_WORK TO DO:_
Some lines of these records may hold the word "Heliocentric"; state how many, using only the number.

_DATA TO PROCESS:_
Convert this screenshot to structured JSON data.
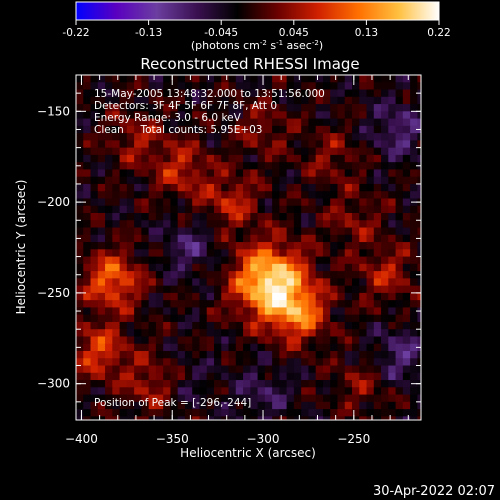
{
  "colorbar": {
    "ticks": [
      "-0.22",
      "-0.13",
      "-0.045",
      "0.045",
      "0.13",
      "0.22"
    ],
    "units_prefix": "(photons cm",
    "units_exp1": "-2",
    "units_mid": " s",
    "units_exp2": "-1",
    "units_mid2": " asec",
    "units_exp3": "-2",
    "units_suffix": ")",
    "range": [
      -0.22,
      0.22
    ],
    "colors": [
      "#0000ff",
      "#5a00c0",
      "#6b3ea0",
      "#3a1050",
      "#000000",
      "#6a0000",
      "#d02000",
      "#ff7000",
      "#ffc040",
      "#ffffff"
    ]
  },
  "chart_data": {
    "type": "heatmap",
    "title": "Reconstructed RHESSI Image",
    "xlabel": "Heliocentric X (arcsec)",
    "ylabel": "Heliocentric Y (arcsec)",
    "xlim": [
      -403,
      -213
    ],
    "ylim": [
      -320,
      -130
    ],
    "xticks": [
      -400,
      -350,
      -300,
      -250
    ],
    "yticks": [
      -300,
      -250,
      -200,
      -150
    ],
    "xtick_labels": [
      "−400",
      "−350",
      "−300",
      "−250"
    ],
    "ytick_labels": [
      "−300",
      "−250",
      "−200",
      "−150"
    ],
    "annotations": [
      "15-May-2005 13:48:32.000 to 13:51:56.000",
      "Detectors: 3F 4F 5F 6F 7F 8F, Att 0",
      "Energy Range: 3.0 - 6.0 keV",
      "Clean     Total counts: 5.95E+03"
    ],
    "peak_label": "Position of Peak = [-296,-244]",
    "peak": [
      -296,
      -244
    ],
    "sources": [
      {
        "x": -296,
        "y": -244,
        "flux": 0.22
      },
      {
        "x": -280,
        "y": -262,
        "flux": 0.12
      },
      {
        "x": -318,
        "y": -200,
        "flux": 0.08
      },
      {
        "x": -383,
        "y": -243,
        "flux": 0.13
      },
      {
        "x": -390,
        "y": -282,
        "flux": 0.1
      },
      {
        "x": -360,
        "y": -300,
        "flux": 0.08
      },
      {
        "x": -345,
        "y": -182,
        "flux": 0.08
      },
      {
        "x": -370,
        "y": -165,
        "flux": 0.06
      },
      {
        "x": -300,
        "y": -160,
        "flux": 0.05
      },
      {
        "x": -262,
        "y": -175,
        "flux": 0.05
      },
      {
        "x": -232,
        "y": -240,
        "flux": 0.07
      },
      {
        "x": -250,
        "y": -210,
        "flux": 0.05
      },
      {
        "x": -245,
        "y": -300,
        "flux": 0.05
      },
      {
        "x": -300,
        "y": -305,
        "flux": -0.05
      },
      {
        "x": -340,
        "y": -225,
        "flux": -0.06
      },
      {
        "x": -225,
        "y": -160,
        "flux": -0.07
      },
      {
        "x": -225,
        "y": -285,
        "flux": -0.07
      },
      {
        "x": -345,
        "y": -300,
        "flux": -0.04
      }
    ]
  },
  "footer": {
    "date": "30-Apr-2022 02:07"
  }
}
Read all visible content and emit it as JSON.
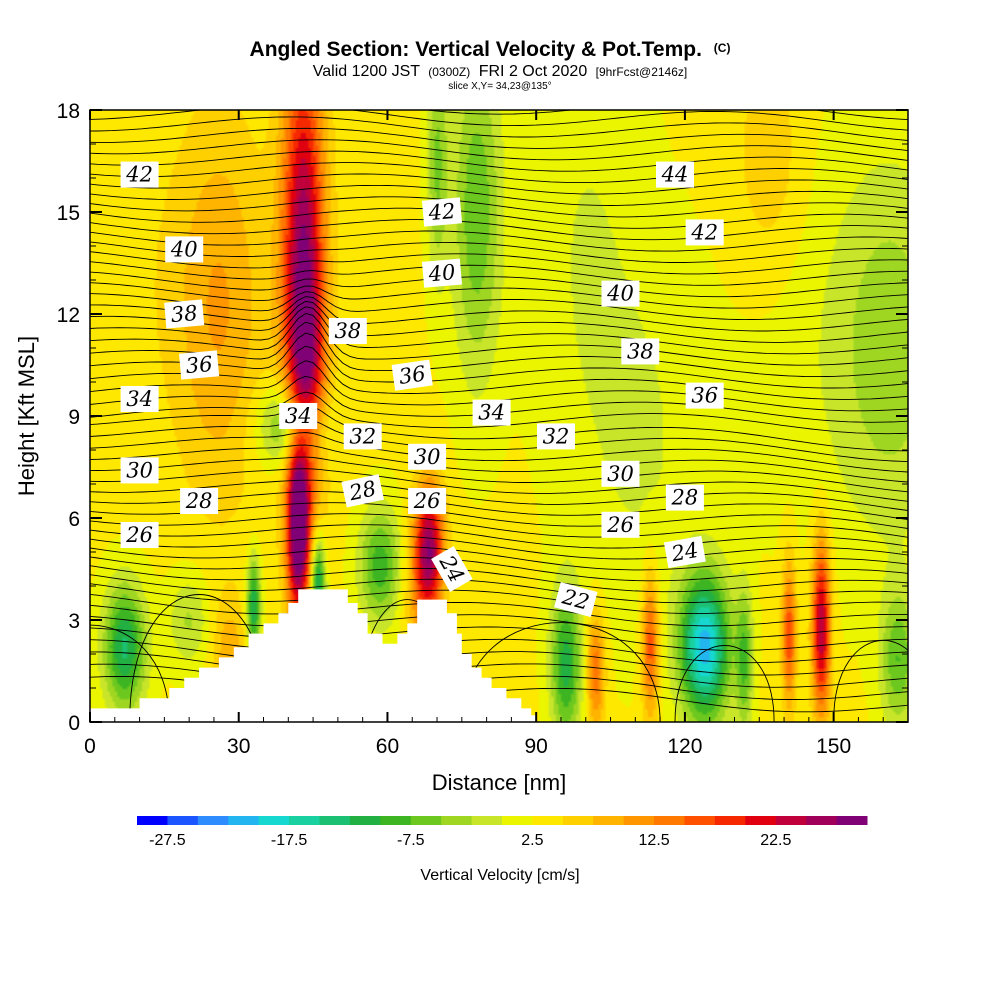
{
  "chart_data": {
    "type": "heatmap",
    "title": "Angled Section: Vertical Velocity & Pot.Temp.",
    "title_copyright": "(C)",
    "subtitle": {
      "prefix": "Valid 1200 JST",
      "utc": "(0300Z)",
      "date": "FRI 2 Oct 2020",
      "forecast": "[9hrFcst@2146z]"
    },
    "slice_text": "slice X,Y= 34,23@135°",
    "xlabel": "Distance [nm]",
    "ylabel": "Height [Kft MSL]",
    "xlim": [
      0,
      165
    ],
    "ylim": [
      0,
      18
    ],
    "xticks": [
      0,
      30,
      60,
      90,
      120,
      150
    ],
    "xtick_labels": [
      "0",
      "30",
      "60",
      "90",
      "120",
      "150"
    ],
    "yticks": [
      0,
      3,
      6,
      9,
      12,
      15,
      18
    ],
    "ytick_labels": [
      "0",
      "3",
      "6",
      "9",
      "12",
      "15",
      "18"
    ],
    "grid": false,
    "colorbar": {
      "label": "Vertical Velocity [cm/s]",
      "levels": [
        -30,
        -27.5,
        -25,
        -22.5,
        -20,
        -17.5,
        -15,
        -12.5,
        -10,
        -7.5,
        -5,
        -2.5,
        0,
        2.5,
        5,
        7.5,
        10,
        12.5,
        15,
        17.5,
        20,
        22.5,
        25,
        27.5,
        30
      ],
      "colors": [
        "#0000ff",
        "#1a55ff",
        "#2f8cff",
        "#23b5f0",
        "#16d8d0",
        "#18d0a0",
        "#1cc072",
        "#22b043",
        "#3db522",
        "#6cc81e",
        "#9ed622",
        "#c9e52a",
        "#ecf500",
        "#ffe800",
        "#ffd000",
        "#ffb400",
        "#ff9600",
        "#ff7800",
        "#ff5000",
        "#f52800",
        "#e00010",
        "#c0003a",
        "#a0005a",
        "#800075"
      ],
      "tick_values": [
        -27.5,
        -17.5,
        -7.5,
        2.5,
        12.5,
        22.5
      ],
      "tick_labels": [
        "-27.5",
        "-17.5",
        "-7.5",
        "2.5",
        "12.5",
        "22.5"
      ]
    },
    "vertical_velocity_features": [
      {
        "x": 43,
        "y": 13.5,
        "sx": 3,
        "sy": 4.5,
        "value": 24
      },
      {
        "x": 44,
        "y": 10,
        "sx": 2.5,
        "sy": 2,
        "value": 10
      },
      {
        "x": 42,
        "y": 5.6,
        "sx": 1.6,
        "sy": 1.8,
        "value": 28
      },
      {
        "x": 68.5,
        "y": 5.2,
        "sx": 2,
        "sy": 1.3,
        "value": 20
      },
      {
        "x": 67,
        "y": 4.0,
        "sx": 2.5,
        "sy": 1.5,
        "value": 8
      },
      {
        "x": 46,
        "y": 4.0,
        "sx": 1.0,
        "sy": 1.0,
        "value": -18
      },
      {
        "x": 33,
        "y": 3.4,
        "sx": 1.0,
        "sy": 1.0,
        "value": -16
      },
      {
        "x": 41,
        "y": 8.7,
        "sx": 4.5,
        "sy": 0.9,
        "value": -14
      },
      {
        "x": 7,
        "y": 2.2,
        "sx": 3,
        "sy": 1.3,
        "value": -16
      },
      {
        "x": 58.5,
        "y": 4.6,
        "sx": 3,
        "sy": 1.2,
        "value": -12
      },
      {
        "x": 96,
        "y": 1.7,
        "sx": 2.2,
        "sy": 1.6,
        "value": -14
      },
      {
        "x": 124,
        "y": 2.2,
        "sx": 3.5,
        "sy": 1.5,
        "value": -24
      },
      {
        "x": 132,
        "y": 1.8,
        "sx": 1.2,
        "sy": 1.5,
        "value": -10
      },
      {
        "x": 147.5,
        "y": 2.8,
        "sx": 1.3,
        "sy": 1.8,
        "value": 22
      },
      {
        "x": 141,
        "y": 2.6,
        "sx": 1.0,
        "sy": 1.5,
        "value": 14
      },
      {
        "x": 113,
        "y": 2.3,
        "sx": 1.2,
        "sy": 1.5,
        "value": 14
      },
      {
        "x": 102,
        "y": 1.5,
        "sx": 1.3,
        "sy": 1.2,
        "value": 12
      },
      {
        "x": 163,
        "y": 1.8,
        "sx": 2.5,
        "sy": 1.4,
        "value": -10
      },
      {
        "x": 78,
        "y": 15.0,
        "sx": 3.5,
        "sy": 3.5,
        "value": -10
      },
      {
        "x": 70,
        "y": 16.5,
        "sx": 1.5,
        "sy": 2.5,
        "value": -8
      },
      {
        "x": 26,
        "y": 12.0,
        "sx": 6,
        "sy": 4,
        "value": 6
      },
      {
        "x": 162,
        "y": 11.0,
        "sx": 8,
        "sy": 4,
        "value": -6
      },
      {
        "x": 137,
        "y": 16.5,
        "sx": 5,
        "sy": 2.5,
        "value": 4
      },
      {
        "x": 100,
        "y": 14.0,
        "sx": 8,
        "sy": 5,
        "value": -3
      },
      {
        "x": 112,
        "y": 8.0,
        "sx": 8,
        "sy": 4,
        "value": -3
      },
      {
        "x": 20,
        "y": 3.0,
        "sx": 3,
        "sy": 1.0,
        "value": -6
      },
      {
        "x": 28,
        "y": 2.0,
        "sx": 2.5,
        "sy": 1.2,
        "value": 6
      }
    ],
    "theta_contour_labels": [
      {
        "text": "42",
        "x": 10,
        "y": 16.1,
        "angle": 0
      },
      {
        "text": "44",
        "x": 118,
        "y": 16.1,
        "angle": 0
      },
      {
        "text": "42",
        "x": 71,
        "y": 15.0,
        "angle": 5
      },
      {
        "text": "40",
        "x": 19,
        "y": 13.9,
        "angle": 0
      },
      {
        "text": "42",
        "x": 124,
        "y": 14.4,
        "angle": 0
      },
      {
        "text": "40",
        "x": 71,
        "y": 13.2,
        "angle": 5
      },
      {
        "text": "40",
        "x": 107,
        "y": 12.6,
        "angle": 0
      },
      {
        "text": "38",
        "x": 19,
        "y": 12.0,
        "angle": 5
      },
      {
        "text": "38",
        "x": 52,
        "y": 11.5,
        "angle": 0
      },
      {
        "text": "38",
        "x": 111,
        "y": 10.9,
        "angle": 0
      },
      {
        "text": "36",
        "x": 22,
        "y": 10.5,
        "angle": 5
      },
      {
        "text": "36",
        "x": 65,
        "y": 10.2,
        "angle": 8
      },
      {
        "text": "36",
        "x": 124,
        "y": 9.6,
        "angle": 0
      },
      {
        "text": "34",
        "x": 10,
        "y": 9.5,
        "angle": 0
      },
      {
        "text": "34",
        "x": 42,
        "y": 9.0,
        "angle": 0
      },
      {
        "text": "34",
        "x": 81,
        "y": 9.1,
        "angle": 0
      },
      {
        "text": "32",
        "x": 55,
        "y": 8.4,
        "angle": 0
      },
      {
        "text": "32",
        "x": 94,
        "y": 8.4,
        "angle": 0
      },
      {
        "text": "30",
        "x": 10,
        "y": 7.4,
        "angle": 0
      },
      {
        "text": "30",
        "x": 68,
        "y": 7.8,
        "angle": 0
      },
      {
        "text": "30",
        "x": 107,
        "y": 7.3,
        "angle": 0
      },
      {
        "text": "28",
        "x": 22,
        "y": 6.5,
        "angle": 0
      },
      {
        "text": "28",
        "x": 55,
        "y": 6.8,
        "angle": 12
      },
      {
        "text": "28",
        "x": 120,
        "y": 6.6,
        "angle": 0
      },
      {
        "text": "26",
        "x": 10,
        "y": 5.5,
        "angle": 0
      },
      {
        "text": "26",
        "x": 68,
        "y": 6.5,
        "angle": 0
      },
      {
        "text": "26",
        "x": 107,
        "y": 5.8,
        "angle": 0
      },
      {
        "text": "24",
        "x": 73,
        "y": 4.5,
        "angle": -60
      },
      {
        "text": "24",
        "x": 120,
        "y": 5.0,
        "angle": 10
      },
      {
        "text": "22",
        "x": 98,
        "y": 3.6,
        "angle": -15
      }
    ],
    "terrain": [
      [
        0,
        0.4
      ],
      [
        10,
        0.4
      ],
      [
        10,
        0.7
      ],
      [
        16,
        0.7
      ],
      [
        16,
        1.0
      ],
      [
        19,
        1.0
      ],
      [
        19,
        1.3
      ],
      [
        22,
        1.3
      ],
      [
        22,
        1.6
      ],
      [
        26,
        1.6
      ],
      [
        26,
        1.9
      ],
      [
        29,
        1.9
      ],
      [
        29,
        2.2
      ],
      [
        32,
        2.2
      ],
      [
        32,
        2.6
      ],
      [
        35,
        2.6
      ],
      [
        35,
        2.9
      ],
      [
        38,
        2.9
      ],
      [
        38,
        3.2
      ],
      [
        40,
        3.2
      ],
      [
        40,
        3.5
      ],
      [
        42,
        3.5
      ],
      [
        42,
        3.9
      ],
      [
        52,
        3.9
      ],
      [
        52,
        3.5
      ],
      [
        54,
        3.5
      ],
      [
        54,
        3.2
      ],
      [
        56,
        3.2
      ],
      [
        56,
        2.6
      ],
      [
        59,
        2.6
      ],
      [
        59,
        2.3
      ],
      [
        62,
        2.3
      ],
      [
        62,
        2.6
      ],
      [
        64,
        2.6
      ],
      [
        64,
        2.9
      ],
      [
        66,
        2.9
      ],
      [
        66,
        3.6
      ],
      [
        72,
        3.6
      ],
      [
        72,
        3.2
      ],
      [
        74,
        3.2
      ],
      [
        74,
        2.6
      ],
      [
        75,
        2.6
      ],
      [
        75,
        2.0
      ],
      [
        77,
        2.0
      ],
      [
        77,
        1.6
      ],
      [
        79,
        1.6
      ],
      [
        79,
        1.3
      ],
      [
        81,
        1.3
      ],
      [
        81,
        1.0
      ],
      [
        84,
        1.0
      ],
      [
        84,
        0.7
      ],
      [
        87,
        0.7
      ],
      [
        87,
        0.4
      ],
      [
        89,
        0.4
      ],
      [
        89,
        0.2
      ],
      [
        90,
        0.2
      ],
      [
        90,
        0
      ]
    ]
  }
}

_SOLVED PROBLEM:_
2